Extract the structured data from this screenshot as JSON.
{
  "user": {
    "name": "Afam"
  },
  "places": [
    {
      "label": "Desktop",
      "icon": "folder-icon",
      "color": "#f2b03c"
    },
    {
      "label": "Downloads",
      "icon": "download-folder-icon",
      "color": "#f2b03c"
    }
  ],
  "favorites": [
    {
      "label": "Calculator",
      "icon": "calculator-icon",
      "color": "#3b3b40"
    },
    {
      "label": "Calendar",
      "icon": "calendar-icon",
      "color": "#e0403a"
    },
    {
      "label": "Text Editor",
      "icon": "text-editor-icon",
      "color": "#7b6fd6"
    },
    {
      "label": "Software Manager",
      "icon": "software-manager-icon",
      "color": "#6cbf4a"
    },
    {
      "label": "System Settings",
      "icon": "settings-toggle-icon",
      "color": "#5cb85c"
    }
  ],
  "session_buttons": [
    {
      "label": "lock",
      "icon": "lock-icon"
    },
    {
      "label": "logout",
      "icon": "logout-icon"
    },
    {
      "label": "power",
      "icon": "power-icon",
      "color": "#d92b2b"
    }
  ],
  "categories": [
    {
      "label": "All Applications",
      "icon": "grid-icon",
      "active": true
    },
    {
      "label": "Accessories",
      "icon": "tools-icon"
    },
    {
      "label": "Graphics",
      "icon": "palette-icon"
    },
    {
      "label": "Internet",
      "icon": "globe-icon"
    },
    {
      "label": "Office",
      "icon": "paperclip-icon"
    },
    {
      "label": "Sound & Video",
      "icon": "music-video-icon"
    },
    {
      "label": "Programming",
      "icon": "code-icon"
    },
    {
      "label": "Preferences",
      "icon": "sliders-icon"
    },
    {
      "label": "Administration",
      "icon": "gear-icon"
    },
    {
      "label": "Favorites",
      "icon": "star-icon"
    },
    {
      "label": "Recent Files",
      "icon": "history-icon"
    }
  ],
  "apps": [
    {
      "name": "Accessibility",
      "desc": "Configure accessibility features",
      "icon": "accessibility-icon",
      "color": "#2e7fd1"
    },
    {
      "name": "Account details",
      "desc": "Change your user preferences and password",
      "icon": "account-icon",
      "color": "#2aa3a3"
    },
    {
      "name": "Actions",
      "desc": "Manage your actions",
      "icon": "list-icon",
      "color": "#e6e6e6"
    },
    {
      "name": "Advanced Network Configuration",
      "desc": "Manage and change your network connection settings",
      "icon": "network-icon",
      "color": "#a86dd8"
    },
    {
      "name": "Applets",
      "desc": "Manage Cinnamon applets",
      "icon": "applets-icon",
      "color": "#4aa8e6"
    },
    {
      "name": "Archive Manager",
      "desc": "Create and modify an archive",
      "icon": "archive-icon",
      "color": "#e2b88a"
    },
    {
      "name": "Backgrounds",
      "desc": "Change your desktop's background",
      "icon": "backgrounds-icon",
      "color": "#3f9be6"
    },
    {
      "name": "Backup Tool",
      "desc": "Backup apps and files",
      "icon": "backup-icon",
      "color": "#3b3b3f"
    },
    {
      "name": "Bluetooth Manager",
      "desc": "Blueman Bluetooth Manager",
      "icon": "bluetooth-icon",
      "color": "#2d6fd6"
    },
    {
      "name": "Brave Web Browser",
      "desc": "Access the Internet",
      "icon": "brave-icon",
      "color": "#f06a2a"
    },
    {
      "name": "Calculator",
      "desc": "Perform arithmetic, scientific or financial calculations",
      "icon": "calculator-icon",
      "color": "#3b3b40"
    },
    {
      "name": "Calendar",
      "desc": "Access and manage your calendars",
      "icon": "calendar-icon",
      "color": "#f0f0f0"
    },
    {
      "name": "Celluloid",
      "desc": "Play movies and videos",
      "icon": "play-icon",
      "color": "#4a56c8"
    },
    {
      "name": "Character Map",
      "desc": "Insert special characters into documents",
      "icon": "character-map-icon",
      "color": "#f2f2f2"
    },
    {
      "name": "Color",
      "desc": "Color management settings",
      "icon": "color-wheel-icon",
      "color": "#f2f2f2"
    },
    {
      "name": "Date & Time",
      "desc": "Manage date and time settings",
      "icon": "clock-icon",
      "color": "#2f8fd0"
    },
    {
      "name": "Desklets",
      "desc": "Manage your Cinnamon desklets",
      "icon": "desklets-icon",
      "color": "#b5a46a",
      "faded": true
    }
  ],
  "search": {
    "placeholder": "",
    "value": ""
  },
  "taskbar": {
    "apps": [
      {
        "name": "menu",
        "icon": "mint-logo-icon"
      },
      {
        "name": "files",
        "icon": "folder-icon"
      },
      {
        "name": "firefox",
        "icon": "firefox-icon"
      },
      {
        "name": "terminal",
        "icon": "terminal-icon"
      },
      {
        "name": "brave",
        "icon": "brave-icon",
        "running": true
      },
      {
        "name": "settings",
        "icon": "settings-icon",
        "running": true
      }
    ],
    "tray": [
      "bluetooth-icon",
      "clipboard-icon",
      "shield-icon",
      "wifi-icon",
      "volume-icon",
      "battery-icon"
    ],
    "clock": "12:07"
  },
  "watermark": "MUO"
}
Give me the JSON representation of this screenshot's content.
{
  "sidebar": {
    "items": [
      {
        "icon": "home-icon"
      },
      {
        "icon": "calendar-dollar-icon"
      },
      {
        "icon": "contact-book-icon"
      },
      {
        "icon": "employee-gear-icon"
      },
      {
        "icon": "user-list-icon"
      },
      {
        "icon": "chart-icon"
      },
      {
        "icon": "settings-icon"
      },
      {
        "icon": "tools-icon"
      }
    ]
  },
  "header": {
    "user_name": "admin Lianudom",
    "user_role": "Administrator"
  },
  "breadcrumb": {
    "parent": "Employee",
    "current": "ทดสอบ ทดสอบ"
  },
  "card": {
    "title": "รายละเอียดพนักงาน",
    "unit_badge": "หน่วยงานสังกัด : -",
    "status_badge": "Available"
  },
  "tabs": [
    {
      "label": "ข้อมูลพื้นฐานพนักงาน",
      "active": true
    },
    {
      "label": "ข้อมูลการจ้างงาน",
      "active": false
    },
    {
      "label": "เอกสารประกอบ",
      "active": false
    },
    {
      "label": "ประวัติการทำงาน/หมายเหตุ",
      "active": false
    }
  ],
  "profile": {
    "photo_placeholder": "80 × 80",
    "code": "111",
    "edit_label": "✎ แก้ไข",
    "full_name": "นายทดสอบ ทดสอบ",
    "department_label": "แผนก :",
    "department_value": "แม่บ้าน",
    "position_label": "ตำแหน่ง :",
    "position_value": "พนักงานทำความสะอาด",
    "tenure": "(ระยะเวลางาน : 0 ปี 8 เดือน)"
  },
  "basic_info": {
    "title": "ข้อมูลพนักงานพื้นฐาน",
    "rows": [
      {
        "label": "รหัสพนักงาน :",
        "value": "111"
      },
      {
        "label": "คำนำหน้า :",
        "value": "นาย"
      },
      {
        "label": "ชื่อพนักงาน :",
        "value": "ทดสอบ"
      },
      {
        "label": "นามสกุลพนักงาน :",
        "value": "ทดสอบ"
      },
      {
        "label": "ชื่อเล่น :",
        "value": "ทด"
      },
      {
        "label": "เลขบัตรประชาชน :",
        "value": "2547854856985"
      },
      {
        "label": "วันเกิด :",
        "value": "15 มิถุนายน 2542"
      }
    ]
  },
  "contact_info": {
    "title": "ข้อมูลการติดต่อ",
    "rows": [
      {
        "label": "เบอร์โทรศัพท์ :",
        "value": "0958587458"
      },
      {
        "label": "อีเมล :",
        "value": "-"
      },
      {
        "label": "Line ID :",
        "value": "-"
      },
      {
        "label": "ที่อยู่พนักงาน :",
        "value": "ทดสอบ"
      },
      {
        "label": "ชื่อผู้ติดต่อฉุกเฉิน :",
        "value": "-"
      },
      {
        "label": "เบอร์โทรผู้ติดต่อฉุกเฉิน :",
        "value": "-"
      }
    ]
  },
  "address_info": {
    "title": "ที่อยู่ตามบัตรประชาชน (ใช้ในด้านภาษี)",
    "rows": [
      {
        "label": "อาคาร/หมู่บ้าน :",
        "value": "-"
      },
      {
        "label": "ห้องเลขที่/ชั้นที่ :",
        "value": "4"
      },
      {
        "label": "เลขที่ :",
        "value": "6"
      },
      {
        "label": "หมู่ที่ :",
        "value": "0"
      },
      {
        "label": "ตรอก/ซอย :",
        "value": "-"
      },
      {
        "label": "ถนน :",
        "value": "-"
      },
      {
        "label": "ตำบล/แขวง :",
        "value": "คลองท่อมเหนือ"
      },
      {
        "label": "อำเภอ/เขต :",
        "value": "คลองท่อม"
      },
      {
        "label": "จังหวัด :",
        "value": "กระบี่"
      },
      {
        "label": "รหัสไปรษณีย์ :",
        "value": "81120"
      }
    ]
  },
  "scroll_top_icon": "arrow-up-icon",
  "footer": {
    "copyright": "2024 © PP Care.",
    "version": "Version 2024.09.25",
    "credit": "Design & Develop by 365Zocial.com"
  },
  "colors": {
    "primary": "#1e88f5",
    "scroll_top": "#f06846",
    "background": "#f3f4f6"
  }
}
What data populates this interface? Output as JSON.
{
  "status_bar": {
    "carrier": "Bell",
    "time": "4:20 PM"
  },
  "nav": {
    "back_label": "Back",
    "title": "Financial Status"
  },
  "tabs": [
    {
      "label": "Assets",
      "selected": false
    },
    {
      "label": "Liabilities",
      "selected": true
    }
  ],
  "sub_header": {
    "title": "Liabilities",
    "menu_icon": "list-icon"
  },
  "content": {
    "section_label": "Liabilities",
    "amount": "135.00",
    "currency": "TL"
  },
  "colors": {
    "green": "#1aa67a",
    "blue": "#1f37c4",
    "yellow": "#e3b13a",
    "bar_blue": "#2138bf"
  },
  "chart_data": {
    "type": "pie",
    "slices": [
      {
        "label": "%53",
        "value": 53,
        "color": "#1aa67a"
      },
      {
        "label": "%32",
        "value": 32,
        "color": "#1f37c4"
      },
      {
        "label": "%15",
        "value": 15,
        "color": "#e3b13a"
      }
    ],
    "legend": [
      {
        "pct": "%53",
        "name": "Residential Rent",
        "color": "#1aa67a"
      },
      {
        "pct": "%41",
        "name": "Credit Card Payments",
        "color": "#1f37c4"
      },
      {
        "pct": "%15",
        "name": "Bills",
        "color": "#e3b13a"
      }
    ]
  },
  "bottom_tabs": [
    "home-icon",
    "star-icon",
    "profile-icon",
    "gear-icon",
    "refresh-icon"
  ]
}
• • •
WHAT THE TASK REQUIRES | Look through the data above. Each line containing the word "gear" needs to be copied.

FINISHED EXERCISE |
      "icon": "gear-icon"
        "icon": "employee-gear-icon"
    "gear-icon",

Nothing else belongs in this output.